__Aim__. Copy out every line of the entries below word for word, but leave out the pictures.
----
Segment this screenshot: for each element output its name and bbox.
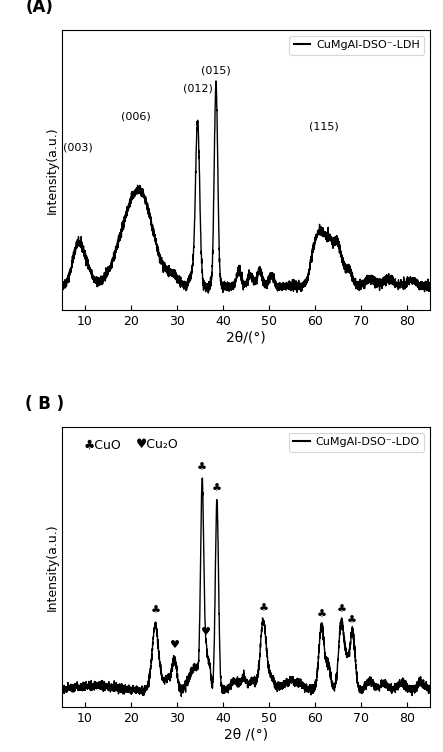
- Y-axis label: Intensity(a.u.): Intensity(a.u.): [46, 126, 59, 214]
- X-axis label: 2θ/(°): 2θ/(°): [226, 330, 266, 344]
- Text: ♣: ♣: [150, 605, 160, 616]
- Legend: CuMgAl-DSO⁻-LDH: CuMgAl-DSO⁻-LDH: [289, 35, 424, 55]
- Y-axis label: Intensity(a.u.): Intensity(a.u.): [46, 523, 59, 611]
- Text: ♣: ♣: [346, 616, 357, 626]
- Text: (006): (006): [120, 111, 151, 122]
- Text: (115): (115): [309, 122, 339, 132]
- Text: ♣: ♣: [337, 605, 346, 615]
- Text: ♣: ♣: [258, 604, 268, 614]
- Text: ♥Cu₂O: ♥Cu₂O: [136, 438, 179, 451]
- Text: (012): (012): [183, 83, 213, 94]
- Text: ♣: ♣: [317, 610, 326, 620]
- Text: ♣: ♣: [212, 484, 222, 494]
- X-axis label: 2θ /(°): 2θ /(°): [224, 727, 268, 741]
- Text: (015): (015): [201, 66, 231, 76]
- Legend: CuMgAl-DSO⁻-LDO: CuMgAl-DSO⁻-LDO: [289, 432, 424, 452]
- Text: (A): (A): [25, 0, 53, 16]
- Text: (003): (003): [63, 142, 93, 152]
- Text: ♥: ♥: [170, 640, 179, 650]
- Text: ♣: ♣: [197, 463, 207, 473]
- Text: ♣CuO: ♣CuO: [84, 438, 122, 451]
- Text: ( B ): ( B ): [25, 396, 64, 414]
- Text: ♥: ♥: [201, 627, 211, 637]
----
__Exercise solution__.
Segment this screenshot: for each element output its name and bbox.
- Y-axis label: Intensity(a.u.): Intensity(a.u.): [46, 126, 59, 214]
- X-axis label: 2θ/(°): 2θ/(°): [226, 330, 266, 344]
- Text: ♣: ♣: [150, 605, 160, 616]
- Legend: CuMgAl-DSO⁻-LDH: CuMgAl-DSO⁻-LDH: [289, 35, 424, 55]
- Y-axis label: Intensity(a.u.): Intensity(a.u.): [46, 523, 59, 611]
- Text: ♣: ♣: [346, 616, 357, 626]
- Text: (006): (006): [120, 111, 151, 122]
- Text: (115): (115): [309, 122, 339, 132]
- Text: ♣: ♣: [337, 605, 346, 615]
- Text: ♣: ♣: [258, 604, 268, 614]
- Text: ♥Cu₂O: ♥Cu₂O: [136, 438, 179, 451]
- Text: (012): (012): [183, 83, 213, 94]
- Text: ♣: ♣: [317, 610, 326, 620]
- Text: ♣: ♣: [212, 484, 222, 494]
- X-axis label: 2θ /(°): 2θ /(°): [224, 727, 268, 741]
- Text: (015): (015): [201, 66, 231, 76]
- Legend: CuMgAl-DSO⁻-LDO: CuMgAl-DSO⁻-LDO: [289, 432, 424, 452]
- Text: (A): (A): [25, 0, 53, 16]
- Text: (003): (003): [63, 142, 93, 152]
- Text: ♥: ♥: [170, 640, 179, 650]
- Text: ♣: ♣: [197, 463, 207, 473]
- Text: ♣CuO: ♣CuO: [84, 438, 122, 451]
- Text: ( B ): ( B ): [25, 396, 64, 414]
- Text: ♥: ♥: [201, 627, 211, 637]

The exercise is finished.